EXERCISE DETAILS. Pull out all lines from the listing below in which the word "type" appears.

DATA IN THIS EXERCISE.
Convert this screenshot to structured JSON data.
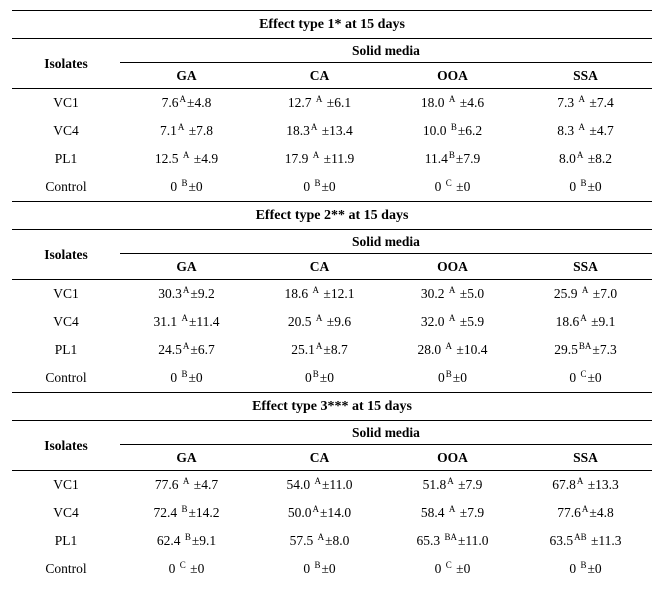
{
  "font_family": "Times New Roman",
  "background_color": "#ffffff",
  "text_color": "#000000",
  "border_color": "#000000",
  "isolates_heading": "Isolates",
  "media_heading": "Solid media",
  "columns": [
    "GA",
    "CA",
    "OOA",
    "SSA"
  ],
  "sections": [
    {
      "title": "Effect type 1* at 15 days",
      "rows": [
        {
          "label": "VC1",
          "cells": [
            {
              "val": "7.6",
              "sup": "A",
              "err": "±4.8"
            },
            {
              "val": "12.7 ",
              "sup": "A",
              "err": " ±6.1"
            },
            {
              "val": "18.0 ",
              "sup": "A",
              "err": " ±4.6"
            },
            {
              "val": "7.3 ",
              "sup": "A",
              "err": " ±7.4"
            }
          ]
        },
        {
          "label": "VC4",
          "cells": [
            {
              "val": "7.1",
              "sup": "A",
              "err": " ±7.8"
            },
            {
              "val": "18.3",
              "sup": "A",
              "err": " ±13.4"
            },
            {
              "val": "10.0 ",
              "sup": "B",
              "err": "±6.2"
            },
            {
              "val": "8.3 ",
              "sup": "A",
              "err": " ±4.7"
            }
          ]
        },
        {
          "label": "PL1",
          "cells": [
            {
              "val": "12.5 ",
              "sup": "A",
              "err": " ±4.9"
            },
            {
              "val": "17.9 ",
              "sup": "A",
              "err": " ±11.9"
            },
            {
              "val": "11.4",
              "sup": "B",
              "err": "±7.9"
            },
            {
              "val": "8.0",
              "sup": "A",
              "err": " ±8.2"
            }
          ]
        },
        {
          "label": "Control",
          "cells": [
            {
              "val": "0 ",
              "sup": "B",
              "err": "±0"
            },
            {
              "val": "0 ",
              "sup": "B",
              "err": "±0"
            },
            {
              "val": "0 ",
              "sup": "C",
              "err": " ±0"
            },
            {
              "val": "0 ",
              "sup": "B",
              "err": "±0"
            }
          ]
        }
      ]
    },
    {
      "title": "Effect type 2** at 15 days",
      "rows": [
        {
          "label": "VC1",
          "cells": [
            {
              "val": "30.3",
              "sup": "A",
              "err": "±9.2"
            },
            {
              "val": "18.6 ",
              "sup": "A",
              "err": " ±12.1"
            },
            {
              "val": "30.2 ",
              "sup": "A",
              "err": " ±5.0"
            },
            {
              "val": "25.9 ",
              "sup": "A",
              "err": " ±7.0"
            }
          ]
        },
        {
          "label": "VC4",
          "cells": [
            {
              "val": "31.1 ",
              "sup": "A",
              "err": "±11.4"
            },
            {
              "val": "20.5 ",
              "sup": "A",
              "err": " ±9.6"
            },
            {
              "val": "32.0 ",
              "sup": "A",
              "err": " ±5.9"
            },
            {
              "val": "18.6",
              "sup": "A",
              "err": " ±9.1"
            }
          ]
        },
        {
          "label": "PL1",
          "cells": [
            {
              "val": "24.5",
              "sup": "A",
              "err": "±6.7"
            },
            {
              "val": "25.1",
              "sup": "A",
              "err": "±8.7"
            },
            {
              "val": "28.0 ",
              "sup": "A",
              "err": " ±10.4"
            },
            {
              "val": "29.5",
              "sup": "BA",
              "err": "±7.3"
            }
          ]
        },
        {
          "label": "Control",
          "cells": [
            {
              "val": "0 ",
              "sup": "B",
              "err": "±0"
            },
            {
              "val": "0",
              "sup": "B",
              "err": "±0"
            },
            {
              "val": "0",
              "sup": "B",
              "err": "±0"
            },
            {
              "val": "0 ",
              "sup": "C",
              "err": "±0"
            }
          ]
        }
      ]
    },
    {
      "title": "Effect type 3*** at 15 days",
      "rows": [
        {
          "label": "VC1",
          "cells": [
            {
              "val": "77.6 ",
              "sup": "A",
              "err": " ±4.7"
            },
            {
              "val": "54.0 ",
              "sup": "A",
              "err": "±11.0"
            },
            {
              "val": "51.8",
              "sup": "A",
              "err": " ±7.9"
            },
            {
              "val": "67.8",
              "sup": "A",
              "err": " ±13.3"
            }
          ]
        },
        {
          "label": "VC4",
          "cells": [
            {
              "val": "72.4 ",
              "sup": "B",
              "err": "±14.2"
            },
            {
              "val": "50.0",
              "sup": "A",
              "err": "±14.0"
            },
            {
              "val": "58.4 ",
              "sup": "A",
              "err": " ±7.9"
            },
            {
              "val": "77.6",
              "sup": "A",
              "err": "±4.8"
            }
          ]
        },
        {
          "label": "PL1",
          "cells": [
            {
              "val": "62.4 ",
              "sup": "B",
              "err": "±9.1"
            },
            {
              "val": "57.5 ",
              "sup": "A",
              "err": "±8.0"
            },
            {
              "val": "65.3 ",
              "sup": "BA",
              "err": "±11.0"
            },
            {
              "val": "63.5",
              "sup": "AB",
              "err": " ±11.3"
            }
          ]
        },
        {
          "label": "Control",
          "cells": [
            {
              "val": "0 ",
              "sup": "C",
              "err": " ±0"
            },
            {
              "val": "0 ",
              "sup": "B",
              "err": "±0"
            },
            {
              "val": "0 ",
              "sup": "C",
              "err": " ±0"
            },
            {
              "val": "0 ",
              "sup": "B",
              "err": "±0"
            }
          ]
        }
      ]
    }
  ]
}
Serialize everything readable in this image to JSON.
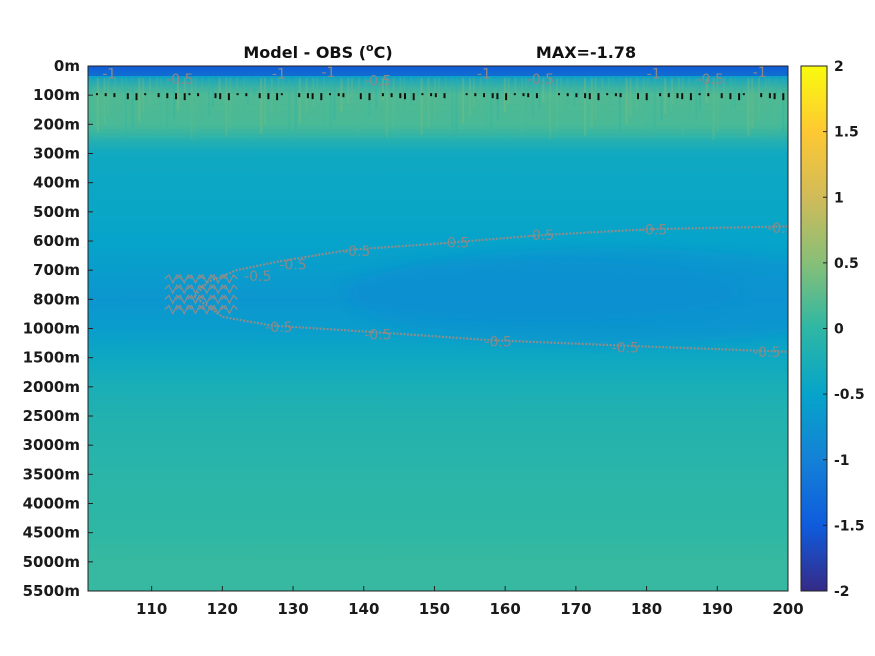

ANSWER IN FULL.
      "title": "Effect type 1* at 15 days",
      "title": "Effect type 2** at 15 days",
      "title": "Effect type 3*** at 15 days",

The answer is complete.